- **Problem**
Set out each line from the following listing that includes the word "ارتفعت".

- **Provided data**

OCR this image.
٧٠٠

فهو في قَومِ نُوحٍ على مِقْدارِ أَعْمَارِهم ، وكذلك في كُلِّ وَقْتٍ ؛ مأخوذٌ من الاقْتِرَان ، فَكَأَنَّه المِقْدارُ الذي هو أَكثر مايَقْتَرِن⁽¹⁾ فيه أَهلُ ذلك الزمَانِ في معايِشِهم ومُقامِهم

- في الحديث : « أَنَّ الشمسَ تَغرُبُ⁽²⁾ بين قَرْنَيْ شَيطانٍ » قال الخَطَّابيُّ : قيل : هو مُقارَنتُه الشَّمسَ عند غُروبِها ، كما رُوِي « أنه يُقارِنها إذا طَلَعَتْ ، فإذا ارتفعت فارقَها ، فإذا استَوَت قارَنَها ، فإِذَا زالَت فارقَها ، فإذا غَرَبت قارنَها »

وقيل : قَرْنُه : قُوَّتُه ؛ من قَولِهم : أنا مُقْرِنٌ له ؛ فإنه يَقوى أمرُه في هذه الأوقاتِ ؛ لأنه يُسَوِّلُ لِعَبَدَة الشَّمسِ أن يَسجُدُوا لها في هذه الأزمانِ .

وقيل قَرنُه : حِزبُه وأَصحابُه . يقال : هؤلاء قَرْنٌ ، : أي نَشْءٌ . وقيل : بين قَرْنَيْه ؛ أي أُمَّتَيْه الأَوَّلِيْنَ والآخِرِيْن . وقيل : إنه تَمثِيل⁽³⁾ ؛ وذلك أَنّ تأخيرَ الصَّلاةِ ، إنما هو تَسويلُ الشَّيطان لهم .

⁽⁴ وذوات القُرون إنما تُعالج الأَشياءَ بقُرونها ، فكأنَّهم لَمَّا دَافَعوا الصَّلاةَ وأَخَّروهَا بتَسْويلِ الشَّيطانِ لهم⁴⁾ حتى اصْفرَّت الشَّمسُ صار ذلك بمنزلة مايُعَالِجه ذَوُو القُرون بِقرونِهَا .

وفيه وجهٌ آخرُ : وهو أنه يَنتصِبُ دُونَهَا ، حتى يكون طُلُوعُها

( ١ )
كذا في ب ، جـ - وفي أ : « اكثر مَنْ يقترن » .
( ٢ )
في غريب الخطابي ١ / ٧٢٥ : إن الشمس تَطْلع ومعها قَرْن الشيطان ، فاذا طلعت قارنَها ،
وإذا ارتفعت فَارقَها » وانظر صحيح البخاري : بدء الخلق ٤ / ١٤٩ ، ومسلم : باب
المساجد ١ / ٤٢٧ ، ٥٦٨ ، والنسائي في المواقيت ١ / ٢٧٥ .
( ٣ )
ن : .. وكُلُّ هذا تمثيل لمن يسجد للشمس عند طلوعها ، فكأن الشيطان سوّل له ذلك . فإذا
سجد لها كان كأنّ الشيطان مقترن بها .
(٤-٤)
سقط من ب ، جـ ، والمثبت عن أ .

---

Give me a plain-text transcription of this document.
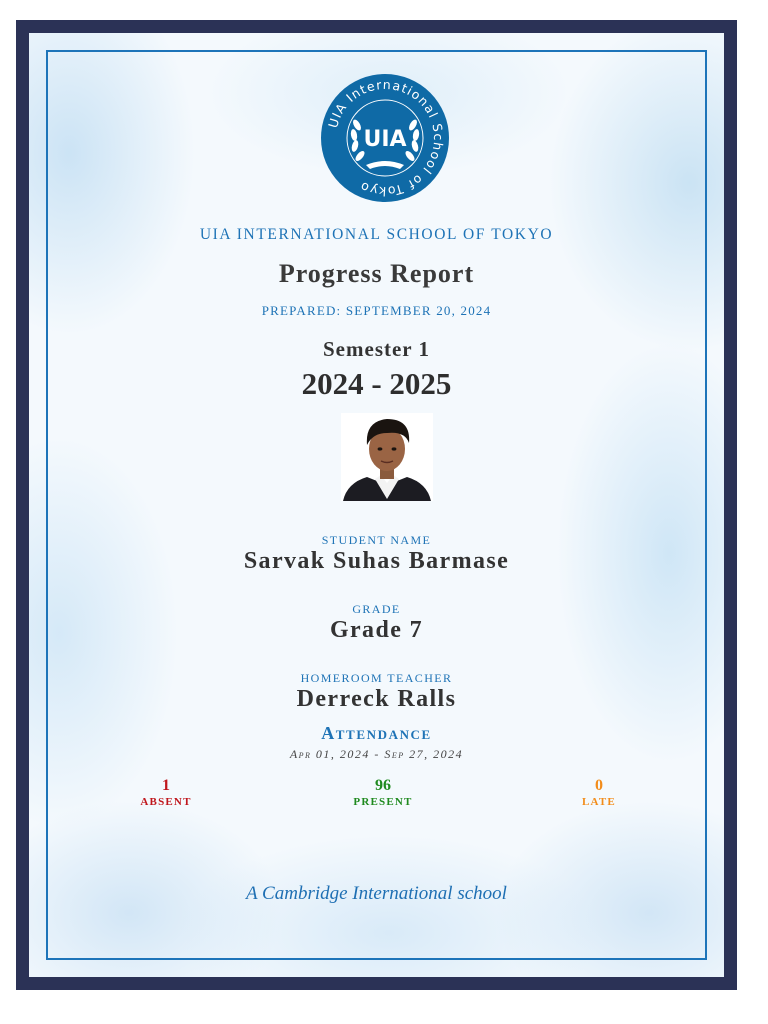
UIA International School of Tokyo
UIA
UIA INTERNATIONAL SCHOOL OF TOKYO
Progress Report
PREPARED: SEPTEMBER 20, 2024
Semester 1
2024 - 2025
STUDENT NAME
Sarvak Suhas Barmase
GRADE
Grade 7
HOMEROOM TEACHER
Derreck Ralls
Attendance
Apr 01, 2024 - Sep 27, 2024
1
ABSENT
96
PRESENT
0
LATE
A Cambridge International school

- **Reply**
- في الحديث : « أَنَّ الشمسَ تَغرُبُ⁽²⁾ بين قَرْنَيْ شَيطانٍ » قال الخَطَّابيُّ : قيل : هو مُقارَنتُه الشَّمسَ عند غُروبِها ، كما رُوِي « أنه يُقارِنها إذا طَلَعَتْ ، فإذا ارتفعت فارقَها ، فإذا استَوَت قارَنَها ، فإِذَا زالَت فارقَها ، فإذا غَرَبت قارنَها »
وإذا ارتفعت فَارقَها » وانظر صحيح البخاري : بدء الخلق ٤ / ١٤٩ ، ومسلم : باب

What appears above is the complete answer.